→ **ROWS**
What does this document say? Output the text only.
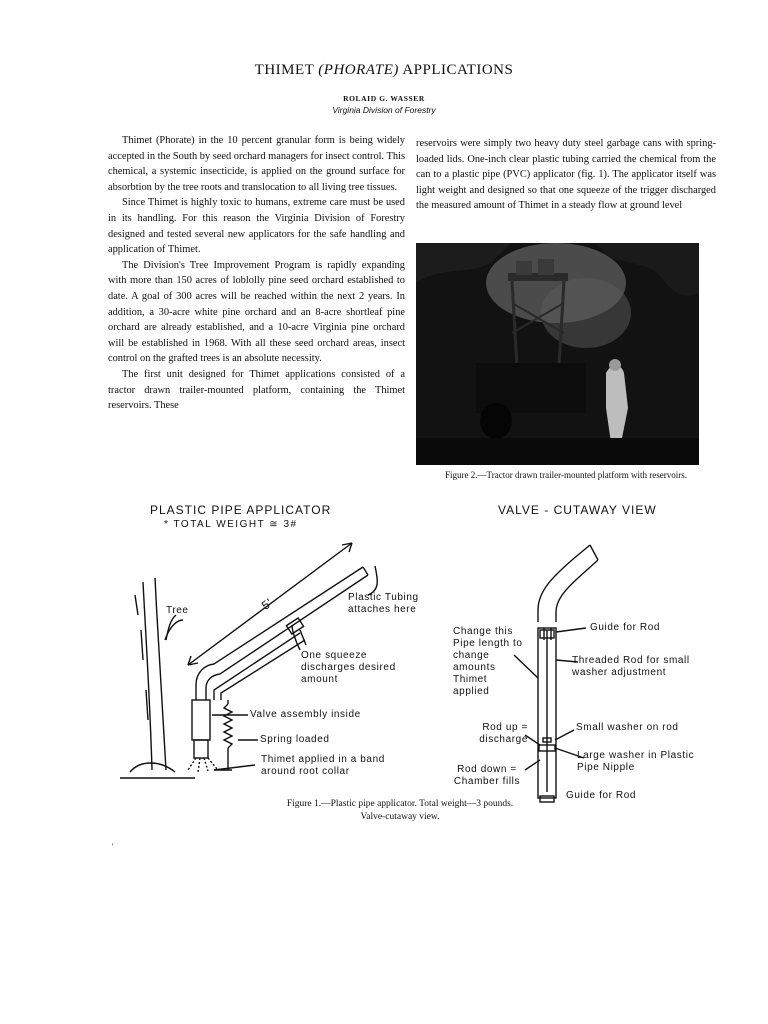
THIMET (PHORATE) APPLICATIONS
ROLAID G. WASSER
Virginia Division of Forestry

Thimet (Phorate) in the 10 percent granular form is being widely accepted in the South by seed orchard managers for insect control. This chemical, a systemic insecticide, is applied on the ground surface for absorbtion by the tree roots and translocation to all living tree tissues.

Since Thimet is highly toxic to humans, extreme care must be used in its handling. For this reason the Virginia Division of Forestry designed and tested several new applicators for the safe handling and application of Thimet.

The Division's Tree Improvement Program is rapidly expanding with more than 150 acres of loblolly pine seed orchard established to date. A goal of 300 acres will be reached within the next 2 years. In addition, a 30-acre white pine orchard and an 8-acre shortleaf pine orchard are already established, and a 10-acre Virginia pine orchard will be established in 1968. With all these seed orchard areas, insect control on the grafted trees is an absolute necessity.

The first unit designed for Thimet applications consisted of a tractor drawn trailer-mounted platform, containing the Thimet reservoirs. These

reservoirs were simply two heavy duty steel garbage cans with spring-loaded lids. One-inch clear plastic tubing carried the chemical from the can to a plastic pipe (PVC) applicator (fig. 1). The applicator itself was light weight and designed so that one squeeze of the trigger discharged the measured amount of Thimet in a steady flow at ground level

Figure 2.—Tractor drawn trailer-mounted platform with reservoirs.
PLASTIC PIPE APPLICATOR
* TOTAL WEIGHT ≅ 3#
Tree	5'	Plastic Tubing attaches here
One squeeze discharges desired amount
Valve assembly inside
Spring loaded
Thimet applied in a band around root collar
VALVE - CUTAWAY VIEW
Change this Pipe length to change amounts Thimet applied
Guide for Rod
Threaded Rod for small washer adjustment
Rod up = discharge
Small washer on rod
Large washer in Plastic Pipe Nipple
Rod down = Chamber fills
Guide for Rod
Figure 1.—Plastic pipe applicator. Total weight—3 pounds.
Valve-cutaway view.
'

→ **EXERCISE**
Pick out all the lines with the word "loaded" in them and copy them.

→ **FINAL RESULT**
reservoirs were simply two heavy duty steel garbage cans with spring-loaded lids. One-inch clear plastic tubing carried the chemical from the can to a plastic pipe (PVC) applicator (fig. 1). The applicator itself was light weight and designed so that one squeeze of the trigger discharged the measured amount of Thimet in a steady flow at ground level
Spring loaded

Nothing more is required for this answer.